• What to do:
- a) Repeat the forum thread on Nikon's D850 product champions from "http://www.bbc.co.uk/news/blogs-trending-41266234" to "skewed towards XY.".
- b) Translate this sentence from the forum thread on Nikon's D850 product champions into Spanish: "In fairness that link is from the US EOL site, so potentially the gender makeup in Asia/Africa/Oceania's list of pro product champions is different."
━━━ Excerpted passage
# Nikon's D850 product champions: 32 dudes, 0 ladies



## ahsanford (Sep 14, 2017)

Ouch:
https://petapixel.com/2017/09/14/nikon-slammed-promoting-d850-asia-32-men-0-women/

- A


----------



## AlanF (Sep 14, 2017)

http://www.bbc.co.uk/news/blogs-trending-41266234

*Nikon in spotlight over sexism row*


----------



## ahsanford (Sep 14, 2017)

Not to say that the quorum should have been 50-50. It should reflect the market segment, which I think we'd all expect is somewhat skewed towards XY.

But, for consideration:
https://www.learn.usa.canon.com/dlc/contributors/explorers.spr

That's 20% ladies by my count (8/40). In fairness that link is from the US EOL site, so potentially the gender makeup in Asia/Africa/Oceania's list of pro product champions is different.

- A


----------



## ethanz (Sep 14, 2017)

I thought Nikon could do no wrong?
━━━━━━
━━━ Dataset records
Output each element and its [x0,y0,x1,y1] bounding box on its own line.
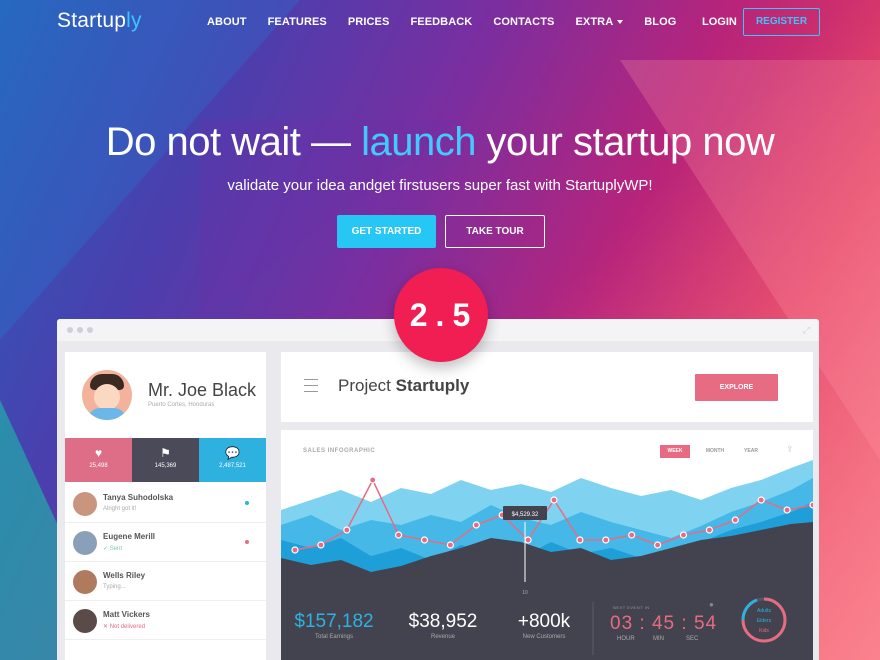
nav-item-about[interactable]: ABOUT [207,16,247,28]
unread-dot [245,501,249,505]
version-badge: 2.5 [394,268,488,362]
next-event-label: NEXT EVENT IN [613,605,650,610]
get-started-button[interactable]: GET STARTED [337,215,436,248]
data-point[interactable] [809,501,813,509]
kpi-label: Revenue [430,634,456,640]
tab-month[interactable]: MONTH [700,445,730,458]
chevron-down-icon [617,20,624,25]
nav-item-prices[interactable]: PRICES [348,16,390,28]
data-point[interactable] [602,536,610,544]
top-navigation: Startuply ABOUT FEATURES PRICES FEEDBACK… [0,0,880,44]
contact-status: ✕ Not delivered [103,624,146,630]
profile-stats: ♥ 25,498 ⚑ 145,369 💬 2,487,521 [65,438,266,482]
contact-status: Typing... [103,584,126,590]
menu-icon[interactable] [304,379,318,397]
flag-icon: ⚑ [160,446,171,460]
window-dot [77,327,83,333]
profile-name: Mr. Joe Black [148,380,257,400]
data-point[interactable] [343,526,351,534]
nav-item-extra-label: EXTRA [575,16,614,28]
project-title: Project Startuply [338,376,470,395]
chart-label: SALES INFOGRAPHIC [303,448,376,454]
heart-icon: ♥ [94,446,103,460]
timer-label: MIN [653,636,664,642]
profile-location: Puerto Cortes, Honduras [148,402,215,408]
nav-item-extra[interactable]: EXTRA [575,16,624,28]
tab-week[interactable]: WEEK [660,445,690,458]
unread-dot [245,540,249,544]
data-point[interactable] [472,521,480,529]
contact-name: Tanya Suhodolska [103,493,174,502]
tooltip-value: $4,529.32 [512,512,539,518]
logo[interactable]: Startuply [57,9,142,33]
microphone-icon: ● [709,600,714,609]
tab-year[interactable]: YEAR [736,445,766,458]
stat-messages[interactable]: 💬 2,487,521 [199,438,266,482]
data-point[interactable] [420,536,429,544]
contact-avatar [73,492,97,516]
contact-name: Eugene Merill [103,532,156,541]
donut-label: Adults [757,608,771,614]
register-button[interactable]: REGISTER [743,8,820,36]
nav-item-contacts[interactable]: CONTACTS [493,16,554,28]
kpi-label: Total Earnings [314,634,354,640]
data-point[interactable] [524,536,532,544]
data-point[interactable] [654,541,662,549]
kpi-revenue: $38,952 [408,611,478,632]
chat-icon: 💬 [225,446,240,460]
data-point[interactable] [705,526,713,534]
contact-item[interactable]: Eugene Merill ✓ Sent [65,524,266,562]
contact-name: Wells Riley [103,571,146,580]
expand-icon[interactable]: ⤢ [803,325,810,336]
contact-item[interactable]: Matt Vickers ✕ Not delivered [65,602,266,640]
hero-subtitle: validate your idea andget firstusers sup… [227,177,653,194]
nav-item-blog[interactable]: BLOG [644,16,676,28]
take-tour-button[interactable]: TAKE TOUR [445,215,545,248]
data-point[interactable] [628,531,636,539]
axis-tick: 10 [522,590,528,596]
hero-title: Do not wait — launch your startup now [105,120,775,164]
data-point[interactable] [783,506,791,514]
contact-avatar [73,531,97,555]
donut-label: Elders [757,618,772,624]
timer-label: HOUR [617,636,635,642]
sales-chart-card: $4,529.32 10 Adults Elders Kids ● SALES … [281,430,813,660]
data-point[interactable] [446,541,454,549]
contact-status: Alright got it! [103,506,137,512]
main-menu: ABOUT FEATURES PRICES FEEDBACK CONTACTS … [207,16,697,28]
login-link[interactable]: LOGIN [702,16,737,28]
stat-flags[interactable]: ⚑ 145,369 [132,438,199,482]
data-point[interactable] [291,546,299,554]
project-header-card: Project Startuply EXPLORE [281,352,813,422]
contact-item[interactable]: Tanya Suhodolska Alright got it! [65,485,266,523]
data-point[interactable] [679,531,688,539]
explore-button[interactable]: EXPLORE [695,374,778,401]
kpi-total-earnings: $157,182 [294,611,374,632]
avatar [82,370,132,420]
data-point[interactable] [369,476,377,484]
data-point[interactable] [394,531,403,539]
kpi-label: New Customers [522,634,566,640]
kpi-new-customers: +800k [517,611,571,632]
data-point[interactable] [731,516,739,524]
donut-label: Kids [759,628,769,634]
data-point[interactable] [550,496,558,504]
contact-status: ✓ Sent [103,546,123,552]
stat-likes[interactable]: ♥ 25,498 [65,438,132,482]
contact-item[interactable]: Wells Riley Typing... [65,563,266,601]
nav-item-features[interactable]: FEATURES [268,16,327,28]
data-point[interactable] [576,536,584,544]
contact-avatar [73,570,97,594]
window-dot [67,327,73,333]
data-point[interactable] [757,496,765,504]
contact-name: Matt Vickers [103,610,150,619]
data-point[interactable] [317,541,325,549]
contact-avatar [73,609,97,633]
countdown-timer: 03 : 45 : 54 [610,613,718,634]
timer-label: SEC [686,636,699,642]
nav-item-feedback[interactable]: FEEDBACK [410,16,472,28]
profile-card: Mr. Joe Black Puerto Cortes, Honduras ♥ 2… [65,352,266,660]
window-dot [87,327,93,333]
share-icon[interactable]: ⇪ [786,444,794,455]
━━━━━━
• Answers for the exercise:
- a)
http://www.bbc.co.uk/news/blogs-trending-41266234

*Nikon in spotlight over sexism row*


----------



## ahsanford (Sep 14, 2017)

Not to say that the quorum should have been 50-50. It should reflect the market segment, which I think we'd all expect is somewhat skewed towards XY.

- b) Para ser justos, ese enlace es del sitio EOL de EE. UU., así que es posible que la composición por género de la lista de embajadores profesionales de productos de Asia/África/Oceanía sea distinta.